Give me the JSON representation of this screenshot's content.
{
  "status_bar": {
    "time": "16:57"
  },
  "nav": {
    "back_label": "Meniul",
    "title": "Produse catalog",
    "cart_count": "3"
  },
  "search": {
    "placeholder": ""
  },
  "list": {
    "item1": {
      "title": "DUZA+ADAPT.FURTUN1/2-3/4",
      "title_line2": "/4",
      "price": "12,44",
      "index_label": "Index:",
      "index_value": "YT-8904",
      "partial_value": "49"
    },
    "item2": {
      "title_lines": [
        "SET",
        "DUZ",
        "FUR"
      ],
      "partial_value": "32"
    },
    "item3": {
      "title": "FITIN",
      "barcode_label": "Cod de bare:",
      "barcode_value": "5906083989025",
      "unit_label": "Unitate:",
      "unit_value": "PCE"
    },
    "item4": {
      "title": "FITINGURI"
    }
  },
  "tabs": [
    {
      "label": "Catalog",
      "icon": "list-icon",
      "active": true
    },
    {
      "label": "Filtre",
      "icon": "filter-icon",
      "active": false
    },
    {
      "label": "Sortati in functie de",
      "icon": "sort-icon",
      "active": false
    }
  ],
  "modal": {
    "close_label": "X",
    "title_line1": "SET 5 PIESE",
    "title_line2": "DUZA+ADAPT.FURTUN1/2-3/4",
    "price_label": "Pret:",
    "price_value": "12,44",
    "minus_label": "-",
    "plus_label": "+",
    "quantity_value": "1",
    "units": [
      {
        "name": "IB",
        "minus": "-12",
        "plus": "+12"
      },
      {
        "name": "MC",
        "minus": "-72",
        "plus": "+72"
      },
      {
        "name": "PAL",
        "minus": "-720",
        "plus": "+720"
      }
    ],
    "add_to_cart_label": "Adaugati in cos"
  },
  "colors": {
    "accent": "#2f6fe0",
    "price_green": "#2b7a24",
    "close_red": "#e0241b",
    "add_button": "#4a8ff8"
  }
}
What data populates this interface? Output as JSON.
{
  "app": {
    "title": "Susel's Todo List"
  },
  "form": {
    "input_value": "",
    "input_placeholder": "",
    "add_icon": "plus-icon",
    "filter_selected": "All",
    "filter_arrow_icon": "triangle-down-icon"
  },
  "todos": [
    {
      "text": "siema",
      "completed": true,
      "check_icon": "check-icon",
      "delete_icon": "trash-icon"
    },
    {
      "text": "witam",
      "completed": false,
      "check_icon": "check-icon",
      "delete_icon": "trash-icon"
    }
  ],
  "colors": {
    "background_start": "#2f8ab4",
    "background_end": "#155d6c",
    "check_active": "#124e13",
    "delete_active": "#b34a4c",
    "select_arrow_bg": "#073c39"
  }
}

* * * * * * *

Transcribe all of the material exactly. Omit nothing.

Give me the JSON representation of this screenshot's content.
{
  "status_bar": {
    "time": "16:57"
  },
  "nav": {
    "back_label": "Meniul",
    "title": "Produse catalog",
    "cart_count": "3"
  },
  "search": {
    "placeholder": ""
  },
  "list": {
    "item1": {
      "title": "DUZA+ADAPT.FURTUN1/2-3/4",
      "title_line2": "/4",
      "price": "12,44",
      "index_label": "Index:",
      "index_value": "YT-8904",
      "partial_value": "49"
    },
    "item2": {
      "title_lines": [
        "SET",
        "DUZ",
        "FUR"
      ],
      "partial_value": "32"
    },
    "item3": {
      "title": "FITIN",
      "barcode_label": "Cod de bare:",
      "barcode_value": "5906083989025",
      "unit_label": "Unitate:",
      "unit_value": "PCE"
    },
    "item4": {
      "title": "FITINGURI"
    }
  },
  "tabs": [
    {
      "label": "Catalog",
      "icon": "list-icon",
      "active": true
    },
    {
      "label": "Filtre",
      "icon": "filter-icon",
      "active": false
    },
    {
      "label": "Sortati in functie de",
      "icon": "sort-icon",
      "active": false
    }
  ],
  "modal": {
    "close_label": "X",
    "title_line1": "SET 5 PIESE",
    "title_line2": "DUZA+ADAPT.FURTUN1/2-3/4",
    "price_label": "Pret:",
    "price_value": "12,44",
    "minus_label": "-",
    "plus_label": "+",
    "quantity_value": "1",
    "units": [
      {
        "name": "IB",
        "minus": "-12",
        "plus": "+12"
      },
      {
        "name": "MC",
        "minus": "-72",
        "plus": "+72"
      },
      {
        "name": "PAL",
        "minus": "-720",
        "plus": "+720"
      }
    ],
    "add_to_cart_label": "Adaugati in cos"
  },
  "colors": {
    "accent": "#2f6fe0",
    "price_green": "#2b7a24",
    "close_red": "#e0241b",
    "add_button": "#4a8ff8"
  }
}
What data populates this interface? Output as JSON.
{
  "app": {
    "title": "Susel's Todo List"
  },
  "form": {
    "input_value": "",
    "input_placeholder": "",
    "add_icon": "plus-icon",
    "filter_selected": "All",
    "filter_arrow_icon": "triangle-down-icon"
  },
  "todos": [
    {
      "text": "siema",
      "completed": true,
      "check_icon": "check-icon",
      "delete_icon": "trash-icon"
    },
    {
      "text": "witam",
      "completed": false,
      "check_icon": "check-icon",
      "delete_icon": "trash-icon"
    }
  ],
  "colors": {
    "background_start": "#2f8ab4",
    "background_end": "#155d6c",
    "check_active": "#124e13",
    "delete_active": "#b34a4c",
    "select_arrow_bg": "#073c39"
  }
}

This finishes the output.